• [THE REQUEST]
Extract each line holding the word "tous" from the entries.

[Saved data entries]
(begin)

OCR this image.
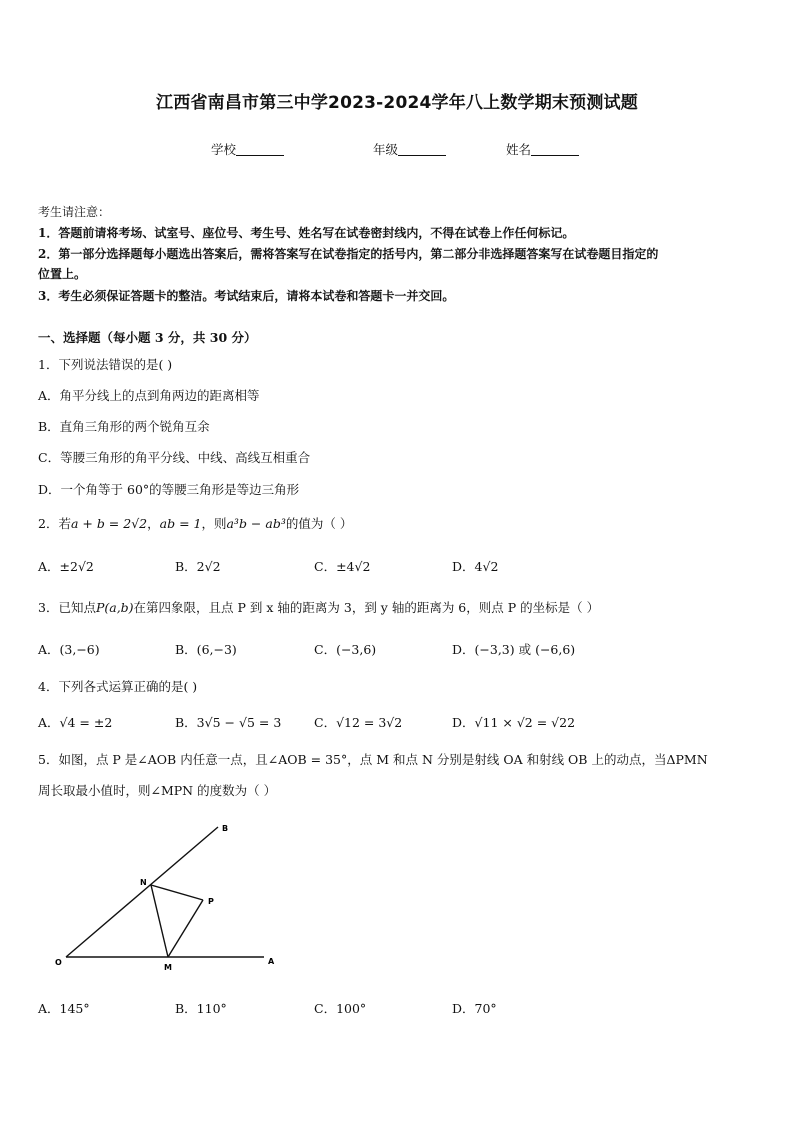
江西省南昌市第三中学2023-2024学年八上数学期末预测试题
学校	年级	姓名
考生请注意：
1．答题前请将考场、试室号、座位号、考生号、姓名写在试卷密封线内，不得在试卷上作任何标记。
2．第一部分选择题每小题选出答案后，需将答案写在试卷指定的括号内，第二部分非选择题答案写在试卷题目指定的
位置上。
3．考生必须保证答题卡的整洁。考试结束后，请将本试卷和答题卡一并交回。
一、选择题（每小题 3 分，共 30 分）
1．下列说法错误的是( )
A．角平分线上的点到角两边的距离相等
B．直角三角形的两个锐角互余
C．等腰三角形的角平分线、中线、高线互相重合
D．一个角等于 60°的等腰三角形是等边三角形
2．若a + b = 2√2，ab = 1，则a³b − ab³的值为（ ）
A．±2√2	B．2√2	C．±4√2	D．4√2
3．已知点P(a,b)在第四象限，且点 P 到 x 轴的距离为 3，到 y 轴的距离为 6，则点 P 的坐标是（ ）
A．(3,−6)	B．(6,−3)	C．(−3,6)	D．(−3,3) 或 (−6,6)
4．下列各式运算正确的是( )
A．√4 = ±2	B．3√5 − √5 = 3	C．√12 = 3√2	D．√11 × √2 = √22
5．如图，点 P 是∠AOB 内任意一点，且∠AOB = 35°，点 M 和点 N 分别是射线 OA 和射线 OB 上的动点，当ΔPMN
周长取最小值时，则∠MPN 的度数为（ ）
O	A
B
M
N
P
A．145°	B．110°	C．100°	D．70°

(end)
(begin)

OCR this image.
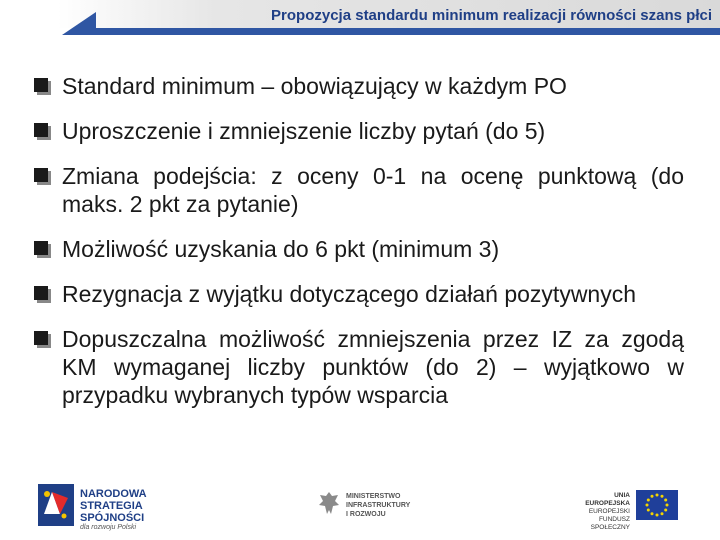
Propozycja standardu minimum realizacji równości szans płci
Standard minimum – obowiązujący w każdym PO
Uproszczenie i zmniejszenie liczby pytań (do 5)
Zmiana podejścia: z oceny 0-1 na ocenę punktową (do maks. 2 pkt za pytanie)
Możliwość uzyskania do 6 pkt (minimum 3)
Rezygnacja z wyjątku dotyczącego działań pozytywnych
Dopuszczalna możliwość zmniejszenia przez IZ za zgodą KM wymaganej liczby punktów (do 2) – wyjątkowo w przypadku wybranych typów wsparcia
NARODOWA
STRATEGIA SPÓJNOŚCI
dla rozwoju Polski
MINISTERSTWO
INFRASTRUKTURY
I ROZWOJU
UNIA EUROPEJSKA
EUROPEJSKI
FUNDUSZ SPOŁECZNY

(end)
(begin)

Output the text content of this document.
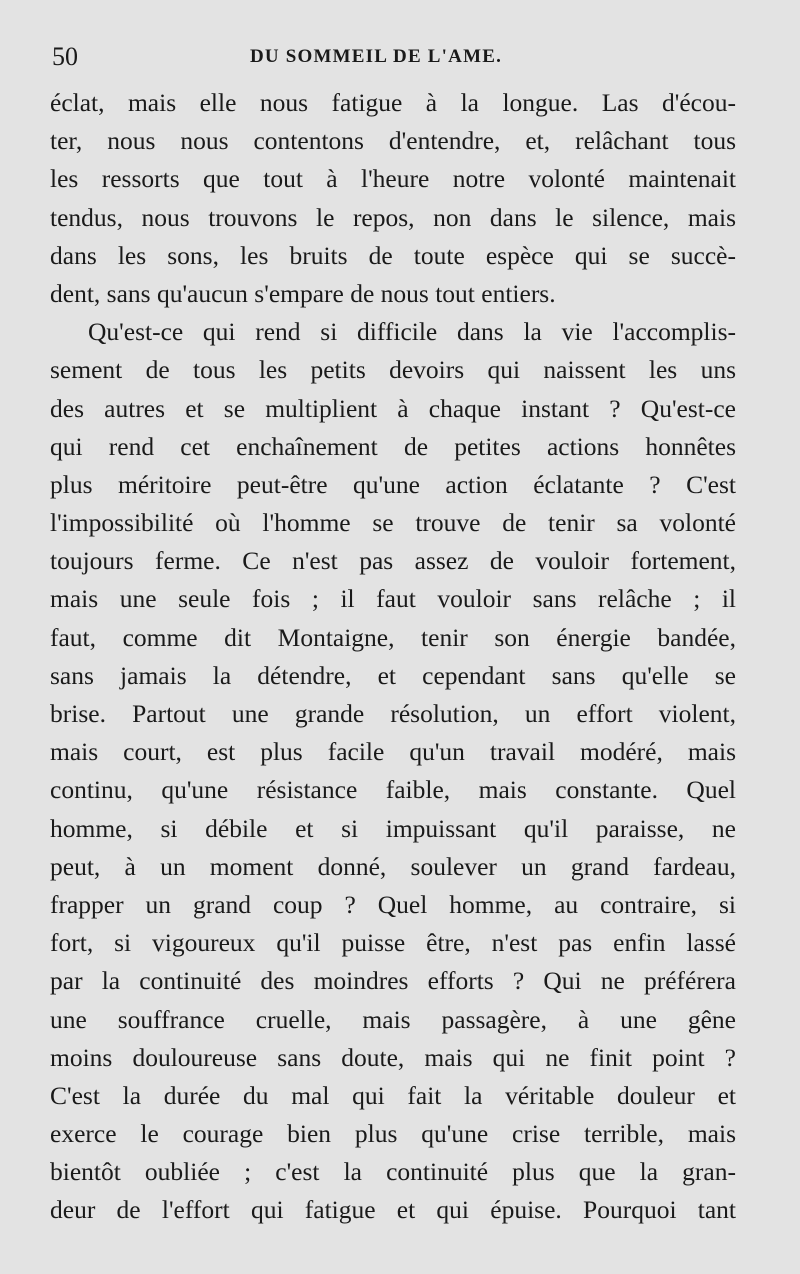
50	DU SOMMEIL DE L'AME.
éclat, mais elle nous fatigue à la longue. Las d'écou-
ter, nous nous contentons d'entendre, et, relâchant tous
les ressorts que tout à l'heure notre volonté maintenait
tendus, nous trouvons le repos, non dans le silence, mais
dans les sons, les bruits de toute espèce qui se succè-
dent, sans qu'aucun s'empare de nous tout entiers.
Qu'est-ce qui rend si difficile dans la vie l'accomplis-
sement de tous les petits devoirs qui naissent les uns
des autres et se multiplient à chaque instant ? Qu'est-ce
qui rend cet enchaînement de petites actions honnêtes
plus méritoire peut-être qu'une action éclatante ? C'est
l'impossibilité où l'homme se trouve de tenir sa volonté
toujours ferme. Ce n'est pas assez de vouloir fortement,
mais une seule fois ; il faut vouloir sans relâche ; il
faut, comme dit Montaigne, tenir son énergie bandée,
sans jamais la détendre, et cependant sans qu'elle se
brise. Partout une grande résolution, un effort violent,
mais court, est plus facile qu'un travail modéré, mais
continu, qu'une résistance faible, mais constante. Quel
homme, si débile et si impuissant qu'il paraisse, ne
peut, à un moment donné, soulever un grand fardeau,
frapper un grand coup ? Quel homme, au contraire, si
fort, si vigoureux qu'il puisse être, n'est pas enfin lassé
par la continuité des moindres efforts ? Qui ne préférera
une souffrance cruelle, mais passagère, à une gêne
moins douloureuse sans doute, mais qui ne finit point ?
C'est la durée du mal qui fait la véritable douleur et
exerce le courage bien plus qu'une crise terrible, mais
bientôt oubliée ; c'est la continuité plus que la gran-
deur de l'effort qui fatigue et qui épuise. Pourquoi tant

(end)

• [RESPONSE FOR THIS EXERCISE]
ter, nous nous contentons d'entendre, et, relâchant tous
sement de tous les petits devoirs qui naissent les uns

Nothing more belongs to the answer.